* SET EXERCISE *
Scan the data. Collect each line that contains the word "Technology".

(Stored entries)
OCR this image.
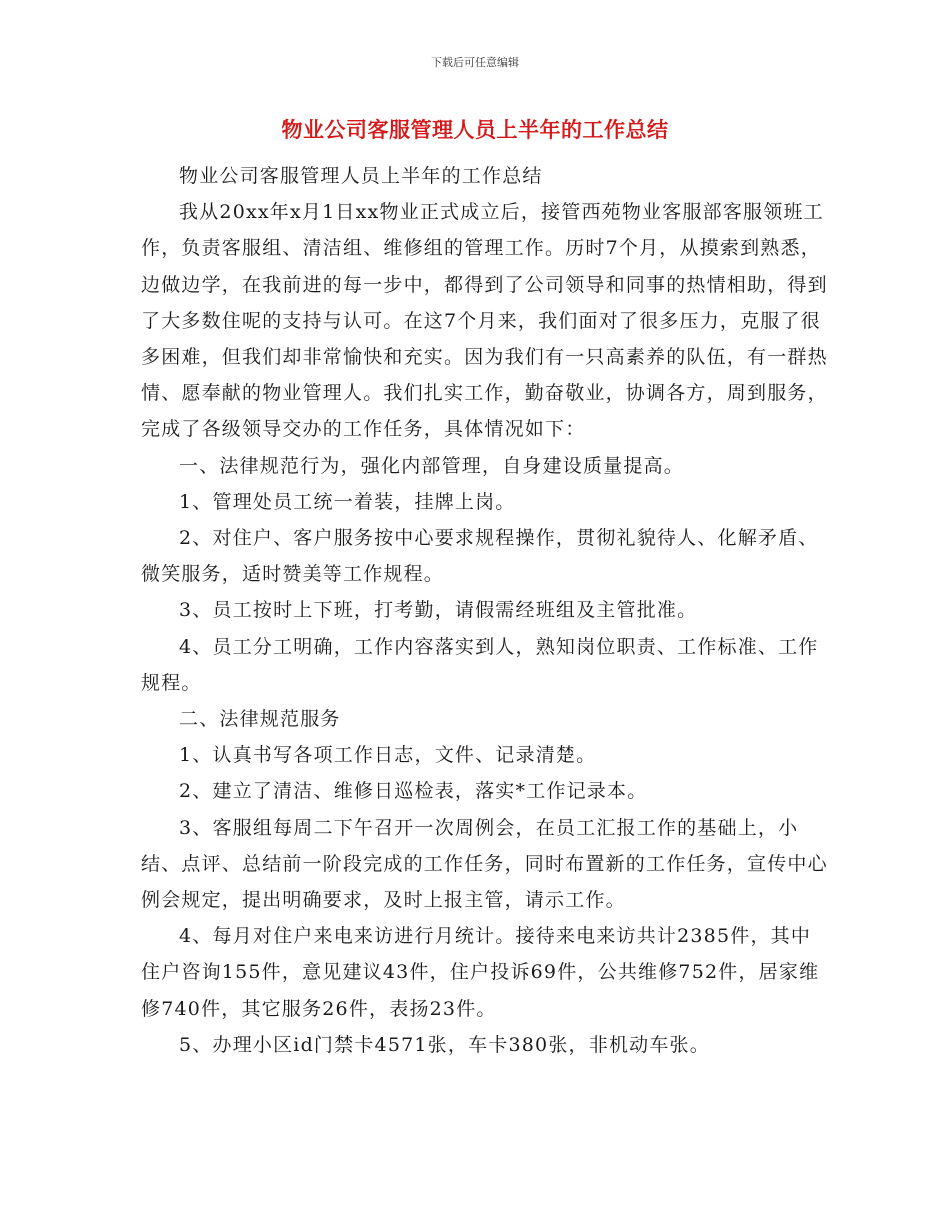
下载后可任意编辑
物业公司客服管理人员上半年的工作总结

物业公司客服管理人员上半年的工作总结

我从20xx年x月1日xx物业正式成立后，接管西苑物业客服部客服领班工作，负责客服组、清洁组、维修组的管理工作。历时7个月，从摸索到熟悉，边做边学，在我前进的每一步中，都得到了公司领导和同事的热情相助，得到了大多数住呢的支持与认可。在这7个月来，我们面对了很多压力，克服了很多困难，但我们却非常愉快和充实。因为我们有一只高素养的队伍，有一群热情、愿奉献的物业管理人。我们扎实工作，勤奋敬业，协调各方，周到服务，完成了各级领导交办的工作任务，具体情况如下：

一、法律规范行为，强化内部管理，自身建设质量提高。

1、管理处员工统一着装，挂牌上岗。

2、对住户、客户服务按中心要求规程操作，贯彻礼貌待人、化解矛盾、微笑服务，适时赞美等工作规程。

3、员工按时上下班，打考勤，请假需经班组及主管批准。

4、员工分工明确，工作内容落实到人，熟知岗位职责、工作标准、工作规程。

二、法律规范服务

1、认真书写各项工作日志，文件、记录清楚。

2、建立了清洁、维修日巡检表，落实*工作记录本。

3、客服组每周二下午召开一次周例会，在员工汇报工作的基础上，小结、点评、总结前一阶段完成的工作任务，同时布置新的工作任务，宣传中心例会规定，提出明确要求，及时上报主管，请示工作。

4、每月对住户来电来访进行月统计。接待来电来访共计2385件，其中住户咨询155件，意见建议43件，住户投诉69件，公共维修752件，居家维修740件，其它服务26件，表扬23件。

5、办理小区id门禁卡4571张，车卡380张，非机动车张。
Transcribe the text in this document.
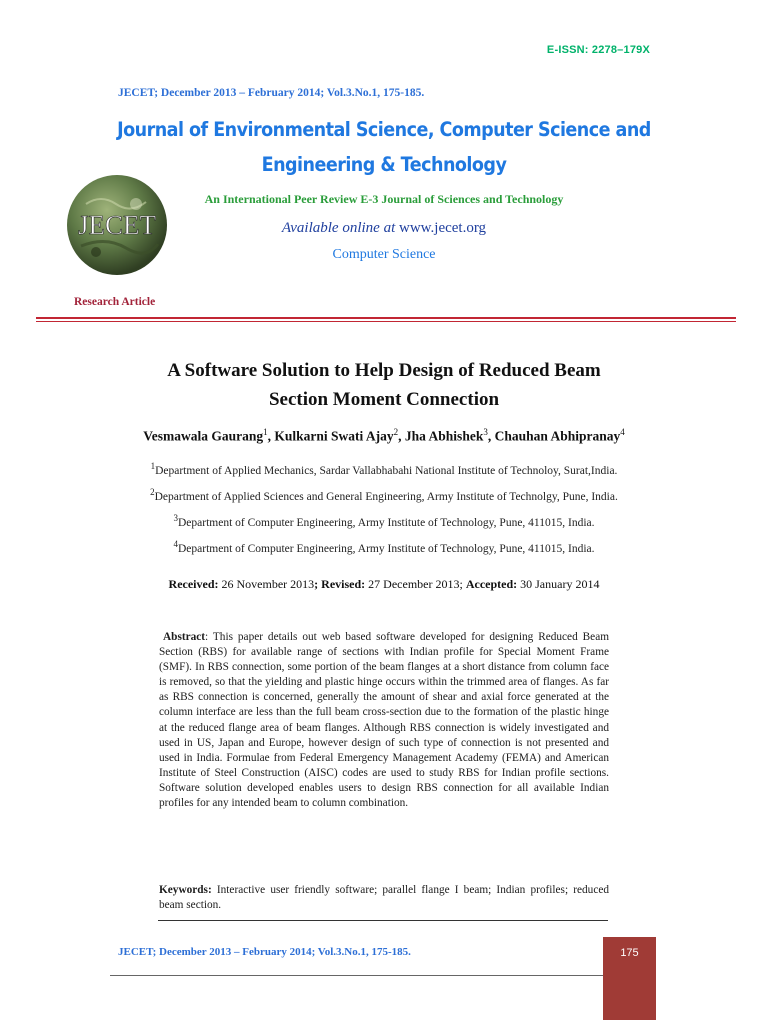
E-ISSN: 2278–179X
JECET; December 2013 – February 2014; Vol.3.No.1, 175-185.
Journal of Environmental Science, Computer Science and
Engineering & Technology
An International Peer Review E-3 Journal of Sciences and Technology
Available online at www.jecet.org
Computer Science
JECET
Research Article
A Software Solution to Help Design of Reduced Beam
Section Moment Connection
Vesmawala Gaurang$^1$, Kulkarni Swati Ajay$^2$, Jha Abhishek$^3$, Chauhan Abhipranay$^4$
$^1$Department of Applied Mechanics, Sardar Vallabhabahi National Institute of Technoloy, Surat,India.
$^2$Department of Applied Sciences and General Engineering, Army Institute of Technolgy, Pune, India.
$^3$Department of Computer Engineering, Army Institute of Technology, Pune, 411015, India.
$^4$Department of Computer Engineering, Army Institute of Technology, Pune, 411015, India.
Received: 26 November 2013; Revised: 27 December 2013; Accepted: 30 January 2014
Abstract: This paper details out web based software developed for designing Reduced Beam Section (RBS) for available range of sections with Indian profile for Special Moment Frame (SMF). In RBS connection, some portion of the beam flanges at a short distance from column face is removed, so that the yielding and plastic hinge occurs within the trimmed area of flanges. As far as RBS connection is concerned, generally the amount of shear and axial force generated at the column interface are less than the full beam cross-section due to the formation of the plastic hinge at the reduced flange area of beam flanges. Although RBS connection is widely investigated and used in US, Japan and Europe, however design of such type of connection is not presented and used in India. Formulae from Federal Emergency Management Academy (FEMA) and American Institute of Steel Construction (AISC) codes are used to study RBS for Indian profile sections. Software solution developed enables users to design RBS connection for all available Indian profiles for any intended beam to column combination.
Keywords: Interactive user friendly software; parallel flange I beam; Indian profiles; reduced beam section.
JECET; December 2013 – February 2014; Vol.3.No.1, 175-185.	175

* REPLY *
Engineering & Technology
An International Peer Review E-3 Journal of Sciences and Technology
$^3$Department of Computer Engineering, Army Institute of Technology, Pune, 411015, India.
$^4$Department of Computer Engineering, Army Institute of Technology, Pune, 411015, India.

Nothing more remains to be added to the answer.